— Problem description —
Examine the entries and show every line in which the word "ffffff" is found.

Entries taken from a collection

---+---

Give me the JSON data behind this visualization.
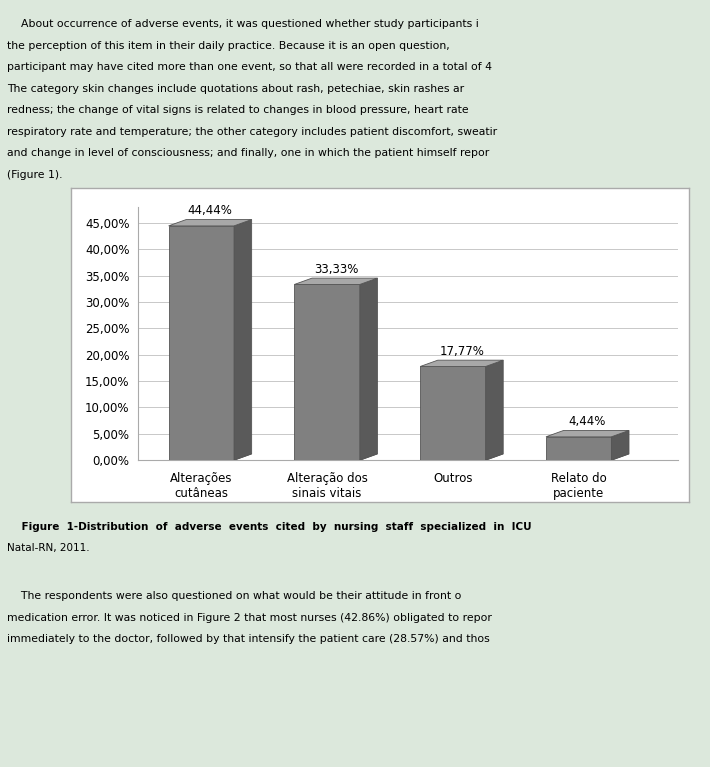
{
  "categories": [
    "Alterações\ncutâneas",
    "Alteração dos\nsinais vitais",
    "Outros",
    "Relato do\npaciente"
  ],
  "values": [
    44.44,
    33.33,
    17.77,
    4.44
  ],
  "labels": [
    "44,44%",
    "33,33%",
    "17,77%",
    "4,44%"
  ],
  "bar_color_face": "#808080",
  "bar_color_top": "#a8a8a8",
  "bar_color_side": "#5a5a5a",
  "background_color": "#dce8dc",
  "plot_bg_color": "#ffffff",
  "box_bg_color": "#ffffff",
  "yticks": [
    0.0,
    5.0,
    10.0,
    15.0,
    20.0,
    25.0,
    30.0,
    35.0,
    40.0,
    45.0
  ],
  "ytick_labels": [
    "0,00%",
    "5,00%",
    "10,00%",
    "15,00%",
    "20,00%",
    "25,00%",
    "30,00%",
    "35,00%",
    "40,00%",
    "45,00%"
  ],
  "ylim": [
    0,
    48
  ],
  "grid_color": "#c8c8c8",
  "text_color": "#000000",
  "label_fontsize": 8.5,
  "tick_fontsize": 8.5,
  "text_lines_top": [
    "    About occurrence of adverse events, it was questioned whether study participants i",
    "the perception of this item in their daily practice. Because it is an open question,",
    "participant may have cited more than one event, so that all were recorded in a total of 4",
    "The category skin changes include quotations about rash, petechiae, skin rashes ar",
    "redness; the change of vital signs is related to changes in blood pressure, heart rate",
    "respiratory rate and temperature; the other category includes patient discomfort, sweatir",
    "and change in level of consciousness; and finally, one in which the patient himself repor",
    "(Figure 1)."
  ],
  "caption_lines": [
    "    Figure  1-Distribution  of  adverse  events  cited  by  nursing  staff  specialized  in  ICU",
    "Natal-RN, 2011."
  ],
  "text_lines_bottom": [
    "    The respondents were also questioned on what would be their attitude in front o",
    "medication error. It was noticed in Figure 2 that most nurses (42.86%) obligated to repor",
    "immediately to the doctor, followed by that intensify the patient care (28.57%) and thos"
  ],
  "bar_edge_color": "#555555",
  "spine_color": "#aaaaaa",
  "page_bg": "#dce8dc"
}
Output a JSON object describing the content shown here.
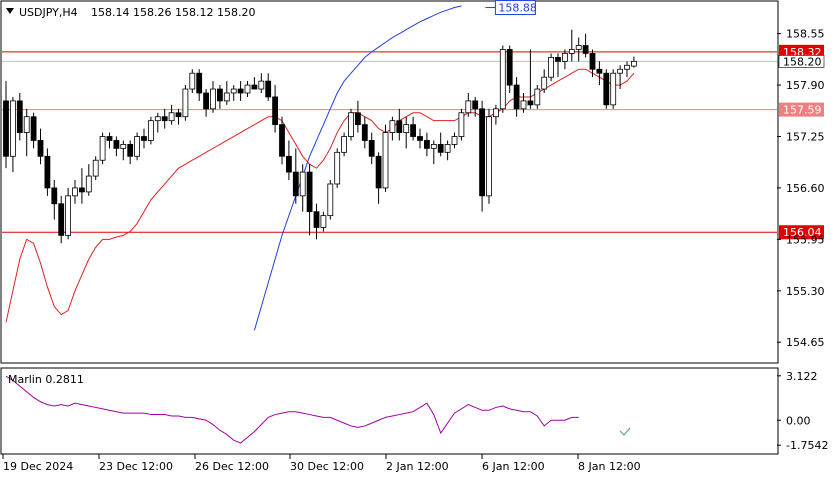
{
  "header": {
    "symbol": "USDJPY,H4",
    "ohlc": "158.14 158.26 158.12 158.20"
  },
  "price_axis": {
    "ticks": [
      "158.55",
      "157.90",
      "157.25",
      "156.60",
      "155.95",
      "155.30",
      "154.65"
    ],
    "ymin": 154.4,
    "ymax": 158.95
  },
  "levels": [
    {
      "label": "158.32",
      "value": 158.32,
      "color": "#e00000",
      "line": "solid"
    },
    {
      "label": "157.59",
      "value": 157.59,
      "color": "#f08080",
      "line": "solid"
    },
    {
      "label": "156.04",
      "value": 156.04,
      "color": "#e00000",
      "line": "solid"
    }
  ],
  "current_price": {
    "label": "158.20",
    "value": 158.2
  },
  "blue_label": {
    "label": "158.88",
    "value": 158.88
  },
  "indicator": {
    "name": "Marlin 0.2811",
    "ticks": [
      "3.122",
      "0.00",
      "-1.7542"
    ],
    "ymin": -2.3,
    "ymax": 3.6,
    "color": "#a000a0"
  },
  "time_axis": {
    "labels": [
      "19 Dec 2024",
      "23 Dec 12:00",
      "26 Dec 12:00",
      "30 Dec 12:00",
      "2 Jan 12:00",
      "6 Jan 12:00",
      "8 Jan 12:00"
    ],
    "positions": [
      0,
      16,
      32,
      48,
      64,
      80,
      96
    ]
  },
  "chart_data": {
    "type": "candlestick",
    "candles": [
      [
        157.7,
        157.95,
        156.85,
        157.0
      ],
      [
        157.0,
        157.75,
        156.8,
        157.7
      ],
      [
        157.7,
        157.8,
        157.2,
        157.3
      ],
      [
        157.3,
        157.6,
        157.0,
        157.5
      ],
      [
        157.5,
        157.55,
        157.1,
        157.2
      ],
      [
        157.2,
        157.35,
        156.9,
        157.0
      ],
      [
        157.0,
        157.1,
        156.5,
        156.6
      ],
      [
        156.6,
        156.7,
        156.2,
        156.4
      ],
      [
        156.4,
        156.5,
        155.9,
        156.0
      ],
      [
        156.0,
        156.6,
        155.95,
        156.5
      ],
      [
        156.5,
        156.7,
        156.4,
        156.6
      ],
      [
        156.6,
        156.85,
        156.4,
        156.55
      ],
      [
        156.55,
        156.9,
        156.5,
        156.75
      ],
      [
        156.75,
        157.0,
        156.7,
        156.95
      ],
      [
        156.95,
        157.3,
        156.9,
        157.25
      ],
      [
        157.25,
        157.3,
        157.1,
        157.2
      ],
      [
        157.2,
        157.25,
        157.0,
        157.1
      ],
      [
        157.1,
        157.2,
        156.95,
        157.15
      ],
      [
        157.15,
        157.2,
        156.9,
        157.0
      ],
      [
        157.0,
        157.3,
        156.95,
        157.25
      ],
      [
        157.25,
        157.35,
        157.1,
        157.2
      ],
      [
        157.2,
        157.5,
        157.15,
        157.45
      ],
      [
        157.45,
        157.55,
        157.3,
        157.5
      ],
      [
        157.5,
        157.6,
        157.35,
        157.45
      ],
      [
        157.45,
        157.65,
        157.4,
        157.55
      ],
      [
        157.55,
        157.6,
        157.4,
        157.5
      ],
      [
        157.5,
        157.9,
        157.45,
        157.85
      ],
      [
        157.85,
        158.1,
        157.8,
        158.05
      ],
      [
        158.05,
        158.1,
        157.7,
        157.8
      ],
      [
        157.8,
        157.85,
        157.5,
        157.6
      ],
      [
        157.6,
        157.95,
        157.55,
        157.85
      ],
      [
        157.85,
        157.9,
        157.6,
        157.7
      ],
      [
        157.7,
        157.95,
        157.65,
        157.8
      ],
      [
        157.8,
        157.9,
        157.7,
        157.85
      ],
      [
        157.85,
        157.95,
        157.7,
        157.8
      ],
      [
        157.8,
        157.95,
        157.75,
        157.9
      ],
      [
        157.9,
        158.0,
        157.85,
        157.85
      ],
      [
        157.85,
        158.05,
        157.8,
        157.95
      ],
      [
        157.95,
        158.05,
        157.7,
        157.75
      ],
      [
        157.75,
        157.9,
        157.3,
        157.4
      ],
      [
        157.4,
        157.5,
        156.9,
        157.0
      ],
      [
        157.0,
        157.2,
        156.7,
        156.8
      ],
      [
        156.8,
        157.1,
        156.4,
        156.5
      ],
      [
        156.5,
        156.9,
        156.3,
        156.8
      ],
      [
        156.8,
        156.9,
        156.0,
        156.3
      ],
      [
        156.3,
        156.4,
        155.95,
        156.1
      ],
      [
        156.1,
        156.3,
        156.05,
        156.25
      ],
      [
        156.25,
        156.7,
        156.2,
        156.65
      ],
      [
        156.65,
        157.1,
        156.6,
        157.05
      ],
      [
        157.05,
        157.3,
        157.0,
        157.25
      ],
      [
        157.25,
        157.6,
        157.2,
        157.55
      ],
      [
        157.55,
        157.7,
        157.3,
        157.4
      ],
      [
        157.4,
        157.5,
        157.1,
        157.2
      ],
      [
        157.2,
        157.3,
        156.9,
        157.0
      ],
      [
        157.0,
        157.05,
        156.4,
        156.6
      ],
      [
        156.6,
        157.4,
        156.55,
        157.3
      ],
      [
        157.3,
        157.5,
        157.2,
        157.45
      ],
      [
        157.45,
        157.6,
        157.2,
        157.3
      ],
      [
        157.3,
        157.5,
        157.1,
        157.4
      ],
      [
        157.4,
        157.5,
        157.2,
        157.25
      ],
      [
        157.25,
        157.35,
        157.1,
        157.2
      ],
      [
        157.2,
        157.3,
        157.0,
        157.1
      ],
      [
        157.1,
        157.2,
        156.9,
        157.15
      ],
      [
        157.15,
        157.3,
        157.0,
        157.05
      ],
      [
        157.05,
        157.2,
        156.95,
        157.15
      ],
      [
        157.15,
        157.3,
        157.1,
        157.25
      ],
      [
        157.25,
        157.6,
        157.2,
        157.55
      ],
      [
        157.55,
        157.8,
        157.5,
        157.7
      ],
      [
        157.7,
        157.75,
        157.5,
        157.6
      ],
      [
        157.6,
        157.7,
        156.3,
        156.5
      ],
      [
        156.5,
        157.6,
        156.4,
        157.5
      ],
      [
        157.5,
        157.65,
        157.4,
        157.6
      ],
      [
        157.6,
        158.4,
        157.55,
        158.35
      ],
      [
        158.35,
        158.4,
        157.8,
        157.9
      ],
      [
        157.9,
        158.0,
        157.5,
        157.6
      ],
      [
        157.6,
        157.8,
        157.55,
        157.7
      ],
      [
        157.7,
        158.35,
        157.6,
        157.65
      ],
      [
        157.65,
        157.9,
        157.6,
        157.85
      ],
      [
        157.85,
        158.1,
        157.8,
        158.0
      ],
      [
        158.0,
        158.3,
        157.95,
        158.25
      ],
      [
        158.25,
        158.3,
        158.0,
        158.2
      ],
      [
        158.2,
        158.35,
        158.1,
        158.3
      ],
      [
        158.3,
        158.6,
        158.2,
        158.35
      ],
      [
        158.35,
        158.5,
        158.2,
        158.4
      ],
      [
        158.4,
        158.55,
        158.25,
        158.3
      ],
      [
        158.3,
        158.35,
        158.0,
        158.1
      ],
      [
        158.1,
        158.2,
        157.9,
        158.05
      ],
      [
        158.05,
        158.1,
        157.6,
        157.65
      ],
      [
        157.65,
        158.1,
        157.6,
        158.05
      ],
      [
        158.05,
        158.15,
        157.85,
        158.1
      ],
      [
        158.1,
        158.2,
        158.0,
        158.15
      ],
      [
        158.14,
        158.26,
        158.12,
        158.2
      ]
    ],
    "red_ma": [
      154.9,
      155.3,
      155.7,
      155.95,
      155.9,
      155.65,
      155.35,
      155.1,
      155.0,
      155.05,
      155.3,
      155.5,
      155.7,
      155.85,
      155.95,
      155.95,
      155.98,
      156.0,
      156.05,
      156.15,
      156.3,
      156.45,
      156.55,
      156.65,
      156.75,
      156.85,
      156.9,
      156.95,
      157.0,
      157.05,
      157.1,
      157.15,
      157.2,
      157.25,
      157.3,
      157.35,
      157.4,
      157.45,
      157.5,
      157.5,
      157.45,
      157.3,
      157.15,
      157.0,
      156.9,
      156.85,
      156.95,
      157.1,
      157.3,
      157.45,
      157.55,
      157.55,
      157.5,
      157.45,
      157.35,
      157.3,
      157.35,
      157.45,
      157.5,
      157.55,
      157.55,
      157.5,
      157.45,
      157.45,
      157.45,
      157.45,
      157.5,
      157.55,
      157.55,
      157.5,
      157.5,
      157.55,
      157.6,
      157.7,
      157.75,
      157.75,
      157.75,
      157.8,
      157.85,
      157.9,
      157.95,
      158.0,
      158.05,
      158.1,
      158.1,
      158.05,
      158.0,
      157.95,
      157.9,
      157.9,
      157.95,
      158.05
    ],
    "blue_ma": [
      145.0,
      145.5,
      146.0,
      146.5,
      147.0,
      147.5,
      148.0,
      148.5,
      149.0,
      149.5,
      150.0,
      150.5,
      151.0,
      151.5,
      152.0,
      152.5,
      153.0,
      153.5,
      154.0,
      154.4,
      154.8,
      155.1,
      155.4,
      155.7,
      156.0,
      156.25,
      156.5,
      156.75,
      157.0,
      157.2,
      157.4,
      157.6,
      157.8,
      157.95,
      158.05,
      158.15,
      158.25,
      158.32,
      158.38,
      158.44,
      158.5,
      158.55,
      158.6,
      158.65,
      158.7,
      158.74,
      158.78,
      158.82,
      158.85,
      158.88,
      158.9
    ],
    "blue_ma_start_index": 41,
    "marlin": [
      3.1,
      2.8,
      2.4,
      2.0,
      1.6,
      1.3,
      1.1,
      1.0,
      1.1,
      1.0,
      1.2,
      1.1,
      1.0,
      0.9,
      0.8,
      0.7,
      0.6,
      0.5,
      0.5,
      0.5,
      0.5,
      0.4,
      0.4,
      0.4,
      0.3,
      0.3,
      0.2,
      0.2,
      0.1,
      0.0,
      -0.3,
      -0.7,
      -1.0,
      -1.4,
      -1.6,
      -1.2,
      -0.8,
      -0.3,
      0.2,
      0.4,
      0.5,
      0.6,
      0.6,
      0.5,
      0.4,
      0.3,
      0.2,
      0.2,
      0.0,
      -0.2,
      -0.4,
      -0.5,
      -0.4,
      -0.2,
      0.0,
      0.2,
      0.3,
      0.4,
      0.5,
      0.6,
      0.9,
      1.2,
      0.4,
      -0.9,
      -0.2,
      0.5,
      0.8,
      1.1,
      0.9,
      0.7,
      0.7,
      0.9,
      1.0,
      0.8,
      0.7,
      0.6,
      0.6,
      0.3,
      -0.4,
      0.0,
      0.0,
      0.0,
      0.2,
      0.2
    ],
    "marlin_start_index": 0
  }
}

---+---

— Exercise answer —
  "plot_bg_color": "#ffffff",
  "box_bg_color": "#ffffff",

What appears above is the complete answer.